**Exercise directions:** Turn every line in the items into a JSON list of strings, one string per line, and leave out any blank lines.

[Source data]
────────────────────────────────────────
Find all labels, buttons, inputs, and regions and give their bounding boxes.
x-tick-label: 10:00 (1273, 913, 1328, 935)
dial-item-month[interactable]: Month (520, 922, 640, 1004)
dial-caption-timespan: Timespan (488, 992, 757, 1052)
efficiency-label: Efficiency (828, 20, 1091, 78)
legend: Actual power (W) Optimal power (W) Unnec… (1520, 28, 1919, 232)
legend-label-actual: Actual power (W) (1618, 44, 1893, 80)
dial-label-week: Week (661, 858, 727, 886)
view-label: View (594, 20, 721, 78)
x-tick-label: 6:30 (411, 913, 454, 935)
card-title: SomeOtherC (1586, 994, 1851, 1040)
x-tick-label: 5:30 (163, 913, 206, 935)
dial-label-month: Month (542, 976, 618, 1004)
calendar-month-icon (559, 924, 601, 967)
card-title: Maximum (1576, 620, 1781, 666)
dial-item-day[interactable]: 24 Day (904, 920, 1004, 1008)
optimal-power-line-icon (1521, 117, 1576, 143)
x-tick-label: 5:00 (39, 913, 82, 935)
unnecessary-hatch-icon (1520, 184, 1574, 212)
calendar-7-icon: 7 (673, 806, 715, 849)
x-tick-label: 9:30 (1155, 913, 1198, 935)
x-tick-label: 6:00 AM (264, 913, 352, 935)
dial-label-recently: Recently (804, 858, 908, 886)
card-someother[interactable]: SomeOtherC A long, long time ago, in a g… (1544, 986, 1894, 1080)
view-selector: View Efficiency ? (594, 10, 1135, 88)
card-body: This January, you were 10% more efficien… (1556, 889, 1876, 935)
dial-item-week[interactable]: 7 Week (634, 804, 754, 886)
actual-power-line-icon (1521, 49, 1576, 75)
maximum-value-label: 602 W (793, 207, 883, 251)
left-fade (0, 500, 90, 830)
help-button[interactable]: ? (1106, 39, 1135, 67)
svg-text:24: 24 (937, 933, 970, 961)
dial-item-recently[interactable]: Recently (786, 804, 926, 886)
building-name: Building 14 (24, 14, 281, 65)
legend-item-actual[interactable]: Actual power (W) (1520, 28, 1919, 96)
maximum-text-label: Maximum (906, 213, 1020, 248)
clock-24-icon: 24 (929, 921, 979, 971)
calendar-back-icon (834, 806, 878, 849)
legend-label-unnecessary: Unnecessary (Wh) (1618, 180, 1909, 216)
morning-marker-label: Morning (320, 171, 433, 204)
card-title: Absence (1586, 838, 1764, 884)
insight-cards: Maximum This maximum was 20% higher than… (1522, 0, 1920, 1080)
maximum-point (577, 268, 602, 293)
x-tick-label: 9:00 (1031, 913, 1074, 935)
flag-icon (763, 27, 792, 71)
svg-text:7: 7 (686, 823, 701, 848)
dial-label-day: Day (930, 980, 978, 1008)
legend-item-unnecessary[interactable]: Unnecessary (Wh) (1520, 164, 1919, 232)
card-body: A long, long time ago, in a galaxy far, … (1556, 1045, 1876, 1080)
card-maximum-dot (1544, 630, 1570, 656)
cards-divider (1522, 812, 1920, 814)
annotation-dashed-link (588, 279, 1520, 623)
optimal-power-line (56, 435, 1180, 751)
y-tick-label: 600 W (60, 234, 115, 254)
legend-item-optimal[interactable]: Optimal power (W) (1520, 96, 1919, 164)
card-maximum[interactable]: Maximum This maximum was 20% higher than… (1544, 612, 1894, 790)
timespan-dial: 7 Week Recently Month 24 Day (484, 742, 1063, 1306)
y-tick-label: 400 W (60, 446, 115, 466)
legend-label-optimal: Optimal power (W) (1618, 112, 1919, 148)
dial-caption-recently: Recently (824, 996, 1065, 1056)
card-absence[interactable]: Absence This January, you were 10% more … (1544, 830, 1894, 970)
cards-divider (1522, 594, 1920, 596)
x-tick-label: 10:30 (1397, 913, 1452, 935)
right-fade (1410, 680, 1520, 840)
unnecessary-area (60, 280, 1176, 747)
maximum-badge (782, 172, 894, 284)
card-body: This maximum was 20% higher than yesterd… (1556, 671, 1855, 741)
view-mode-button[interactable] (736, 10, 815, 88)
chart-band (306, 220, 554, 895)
────────────────────────────────────────
**Output for this exercise:**
[
  "Find all labels, buttons, inputs, and regions and give their bounding boxes.",
  "x-tick-label: 10:00 (1273, 913, 1328, 935)",
  "dial-item-month[interactable]: Month (520, 922, 640, 1004)",
  "dial-caption-timespan: Timespan (488, 992, 757, 1052)",
  "efficiency-label: Efficiency (828, 20, 1091, 78)",
  "legend: Actual power (W) Optimal power (W) Unnec… (1520, 28, 1919, 232)",
  "legend-label-actual: Actual power (W) (1618, 44, 1893, 80)",
  "dial-label-week: Week (661, 858, 727, 886)",
  "view-label: View (594, 20, 721, 78)",
  "x-tick-label: 6:30 (411, 913, 454, 935)",
  "card-title: SomeOtherC (1586, 994, 1851, 1040)",
  "x-tick-label: 5:30 (163, 913, 206, 935)",
  "dial-label-month: Month (542, 976, 618, 1004)",
  "calendar-month-icon (559, 924, 601, 967)",
  "card-title: Maximum (1576, 620, 1781, 666)",
  "dial-item-day[interactable]: 24 Day (904, 920, 1004, 1008)",
  "optimal-power-line-icon (1521, 117, 1576, 143)",
  "x-tick-label: 5:00 (39, 913, 82, 935)",
  "unnecessary-hatch-icon (1520, 184, 1574, 212)",
  "calendar-7-icon: 7 (673, 806, 715, 849)",
  "x-tick-label: 9:30 (1155, 913, 1198, 935)",
  "x-tick-label: 6:00 AM (264, 913, 352, 935)",
  "dial-label-recently: Recently (804, 858, 908, 886)",
  "card-someother[interactable]: SomeOtherC A long, long time ago, in a g… (1544, 986, 1894, 1080)",
  "view-selector: View Efficiency ? (594, 10, 1135, 88)",
  "card-body: This January, you were 10% more efficien… (1556, 889, 1876, 935)",
  "dial-item-week[interactable]: 7 Week (634, 804, 754, 886)",
  "actual-power-line-icon (1521, 49, 1576, 75)",
  "maximum-value-label: 602 W (793, 207, 883, 251)",
  "left-fade (0, 500, 90, 830)",
  "help-button[interactable]: ? (1106, 39, 1135, 67)",
  "svg-text:24: 24 (937, 933, 970, 961)",
  "dial-item-recently[interactable]: Recently (786, 804, 926, 886)",
  "building-name: Building 14 (24, 14, 281, 65)",
  "legend-item-actual[interactable]: Actual power (W) (1520, 28, 1919, 96)",
  "maximum-text-label: Maximum (906, 213, 1020, 248)",
  "clock-24-icon: 24 (929, 921, 979, 971)",
  "calendar-back-icon (834, 806, 878, 849)",
  "legend-label-unnecessary: Unnecessary (Wh) (1618, 180, 1909, 216)",
  "morning-marker-label: Morning (320, 171, 433, 204)",
  "card-title: Absence (1586, 838, 1764, 884)",
  "insight-cards: Maximum This maximum was 20% higher than… (1522, 0, 1920, 1080)",
  "maximum-point (577, 268, 602, 293)",
  "x-tick-label: 9:00 (1031, 913, 1074, 935)",
  "flag-icon (763, 27, 792, 71)",
  "svg-text:7: 7 (686, 823, 701, 848)",
  "dial-label-day: Day (930, 980, 978, 1008)",
  "legend-item-unnecessary[interactable]: Unnecessary (Wh) (1520, 164, 1919, 232)",
  "card-body: A long, long time ago, in a galaxy far, … (1556, 1045, 1876, 1080)",
  "card-maximum-dot (1544, 630, 1570, 656)",
  "cards-divider (1522, 812, 1920, 814)",
  "annotation-dashed-link (588, 279, 1520, 623)",
  "optimal-power-line (56, 435, 1180, 751)",
  "y-tick-label: 600 W (60, 234, 115, 254)",
  "legend-item-optimal[interactable]: Optimal power (W) (1520, 96, 1919, 164)",
  "card-maximum[interactable]: Maximum This maximum was 20% higher than… (1544, 612, 1894, 790)",
  "timespan-dial: 7 Week Recently Month 24 Day (484, 742, 1063, 1306)",
  "y-tick-label: 400 W (60, 446, 115, 466)",
  "legend-label-optimal: Optimal power (W) (1618, 112, 1919, 148)",
  "dial-caption-recently: Recently (824, 996, 1065, 1056)",
  "card-absence[interactable]: Absence This January, you were 10% more … (1544, 830, 1894, 970)",
  "cards-divider (1522, 594, 1920, 596)",
  "x-tick-label: 10:30 (1397, 913, 1452, 935)",
  "right-fade (1410, 680, 1520, 840)",
  "unnecessary-area (60, 280, 1176, 747)",
  "maximum-badge (782, 172, 894, 284)",
  "card-body: This maximum was 20% higher than yesterd… (1556, 671, 1855, 741)",
  "view-mode-button[interactable] (736, 10, 815, 88)",
  "chart-band (306, 220, 554, 895)"
]